Il y a deux jours, en match amical au stade Robert Diochon de Rouen en France, les Lions indomptables du Cameroun ont fait jeu égal (1-1) avec le Sily national de Guinée. La fédération guinéenne de football qui a sollicité ce match, a versé à sa consoeur camerounaise, 22.500 euros (environ 15 millions de francs Cfa).
Ce forfait avait été préféré par la Fécafoot à un pourcentage sur les recettes de ce match. En plus de ces 15 millions, on a appris à la Fécafoot que cette dernière avait débloqué plus de 60 millions de francs Cfa pour faire face à toutes les charges engendrées par cette rencontre. Une somme à laquelle il faut ajouter les 15 millions de francs Cfa débloqués par le ministère des Sports et de l’Education physique et remis la semaine dernière au 1er vice-président de la fédération, Jean-René Atangana Mballa. Si on s’en tient à ces différents montants, les dépenses inhérentes au match de mercredi dernier avoisinent les 100 millions de francs Cfa et ont été supportées à plus de 60% par la fédération.
Une situation d’ailleurs exceptionnelle puisque ce match n’a pas été négocié par Imc, l’entreprise ayant signé en février 2001 un contrat avec la Fécafoot pour la conclusion de matchs amicaux pour le compte des Lions indomptables. Les dispositions de ce contrat, révélées par le rapport de la Commission d’enquête conduite par Christophe Ngack Mahop à la Fécafoot en 2004, sont les suivantes: « pour chaque match amical, Imc garantit: le transport aller-retour pour 30 personnes maximum dont 15 au départ de Paris et 15 au départ de Yaoundé; séjour en pension, transport local, les droits télévisuels pour le territoire camerounais, un cachet global de 120.000$ US pour un match ou de 180.000$ US pour un tournoi (2 matches). » Au taux actuel du dollar américain, ça ferait près de 70 millions de francs Cfa pour un match. En appliquant la clé de répartition contenue dans la Convention Minjes/Fécafoot signée le 18 décembre 2000, 50% de ce montant seraient réservés au paiement des primes des joueurs et encadreurs, 40% à la Fécafoot et 10% au ministère. Or, cette Convention n’est pas appliquée depuis fin 2004.

[Exercices à réaliser]
[A] Répondez à ces questions d'après le texte sur le match Cameroun-Guinée.
(i) Quelle somme en euros la fédération guinéenne de football a-t-elle versée à la Fécafoot pour ce match ?
(ii) En quel mois et quelle année Imc a-t-elle signé son contrat avec la Fécafoot ?
(iii) Selon la Convention Minjes/Fécafoot, quel pourcentage du montant serait réservé au paiement des primes des joueurs et encadreurs ?
[B] Recopiez le passage du texte sur le match Cameroun-Guinée qui va de « Ce forfait avait » jusqu'à « par la fédération. ».

Éléments de données:
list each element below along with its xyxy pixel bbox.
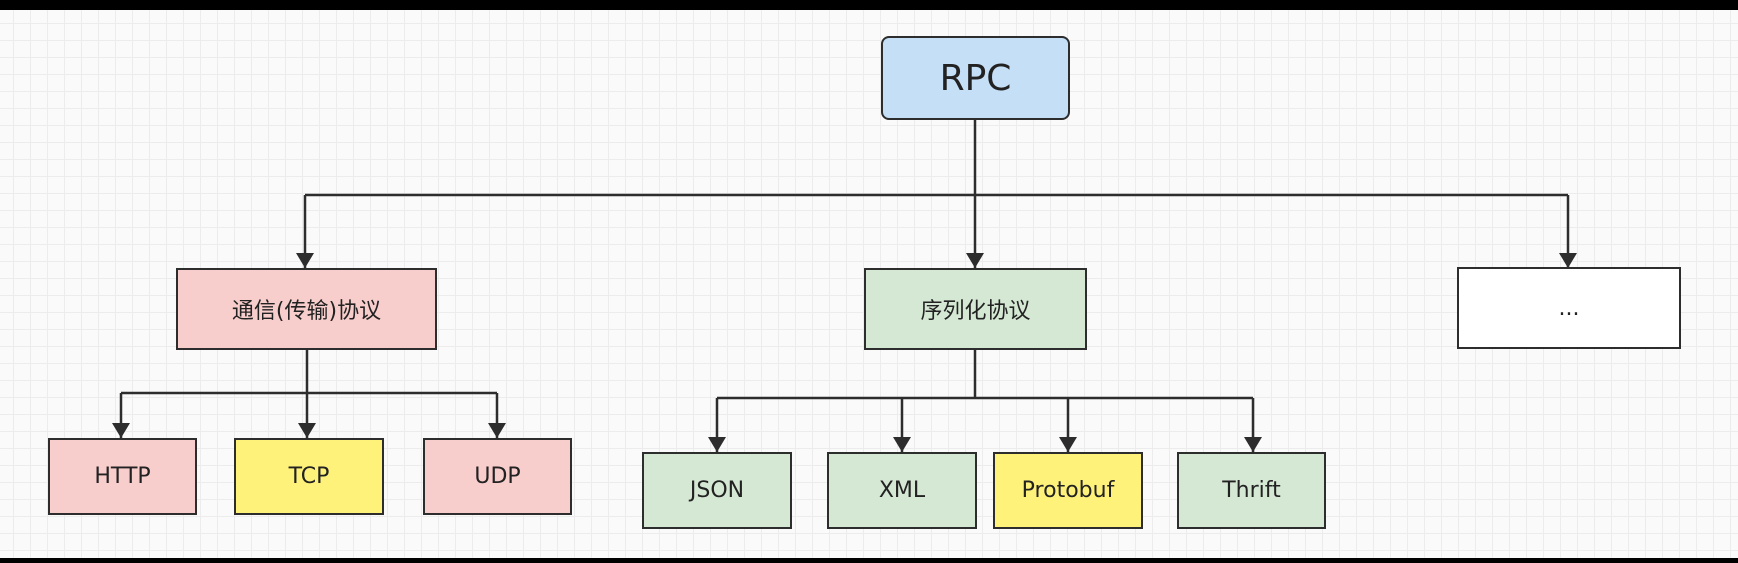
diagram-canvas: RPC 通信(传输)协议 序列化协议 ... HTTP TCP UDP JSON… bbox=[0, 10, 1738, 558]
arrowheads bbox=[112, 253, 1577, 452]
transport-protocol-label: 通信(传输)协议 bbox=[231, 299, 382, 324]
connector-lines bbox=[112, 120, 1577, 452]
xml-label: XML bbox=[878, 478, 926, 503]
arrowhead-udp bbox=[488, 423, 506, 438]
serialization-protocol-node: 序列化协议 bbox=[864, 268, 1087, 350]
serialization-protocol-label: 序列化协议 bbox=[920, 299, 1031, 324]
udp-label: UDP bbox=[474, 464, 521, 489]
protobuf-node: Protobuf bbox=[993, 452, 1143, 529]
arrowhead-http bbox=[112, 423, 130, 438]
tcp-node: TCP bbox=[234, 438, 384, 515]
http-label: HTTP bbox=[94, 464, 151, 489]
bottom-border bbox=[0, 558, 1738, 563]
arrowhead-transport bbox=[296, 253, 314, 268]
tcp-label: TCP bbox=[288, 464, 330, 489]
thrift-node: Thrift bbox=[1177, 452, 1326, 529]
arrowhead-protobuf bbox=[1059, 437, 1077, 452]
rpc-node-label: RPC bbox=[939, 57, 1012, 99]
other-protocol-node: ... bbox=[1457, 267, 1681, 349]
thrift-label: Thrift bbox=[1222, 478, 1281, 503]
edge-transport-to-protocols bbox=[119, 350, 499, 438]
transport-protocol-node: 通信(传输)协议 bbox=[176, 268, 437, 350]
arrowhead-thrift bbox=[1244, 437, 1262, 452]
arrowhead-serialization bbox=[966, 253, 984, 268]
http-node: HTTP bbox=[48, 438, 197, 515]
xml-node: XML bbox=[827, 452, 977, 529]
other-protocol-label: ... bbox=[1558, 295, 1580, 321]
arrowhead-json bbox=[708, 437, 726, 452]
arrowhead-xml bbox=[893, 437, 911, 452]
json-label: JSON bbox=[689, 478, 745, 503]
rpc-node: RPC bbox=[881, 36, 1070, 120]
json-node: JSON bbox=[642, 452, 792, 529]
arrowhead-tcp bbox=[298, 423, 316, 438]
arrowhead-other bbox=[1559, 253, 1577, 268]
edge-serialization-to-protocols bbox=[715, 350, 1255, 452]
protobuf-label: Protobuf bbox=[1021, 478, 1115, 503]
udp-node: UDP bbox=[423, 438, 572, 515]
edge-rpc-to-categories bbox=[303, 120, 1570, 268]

[Résultats par exercice]
[A]
(i) Elle a versé 22.500 euros, soit environ 15 millions de francs Cfa.
(ii) Imc a signé ce contrat en février 2001.
(iii) Ce pourcentage est de 50 %.

[B]
Ce forfait avait été préféré par la Fécafoot à un pourcentage sur les recettes de ce match. En plus de ces 15 millions, on a appris à la Fécafoot que cette dernière avait débloqué plus de 60 millions de francs Cfa pour faire face à toutes les charges engendrées par cette rencontre. Une somme à laquelle il faut ajouter les 15 millions de francs Cfa débloqués par le ministère des Sports et de l’Education physique et remis la semaine dernière au 1er vice-président de la fédération, Jean-René Atangana Mballa. Si on s’en tient à ces différents montants, les dépenses inhérentes au match de mercredi dernier avoisinent les 100 millions de francs Cfa et ont été supportées à plus de 60% par la fédération.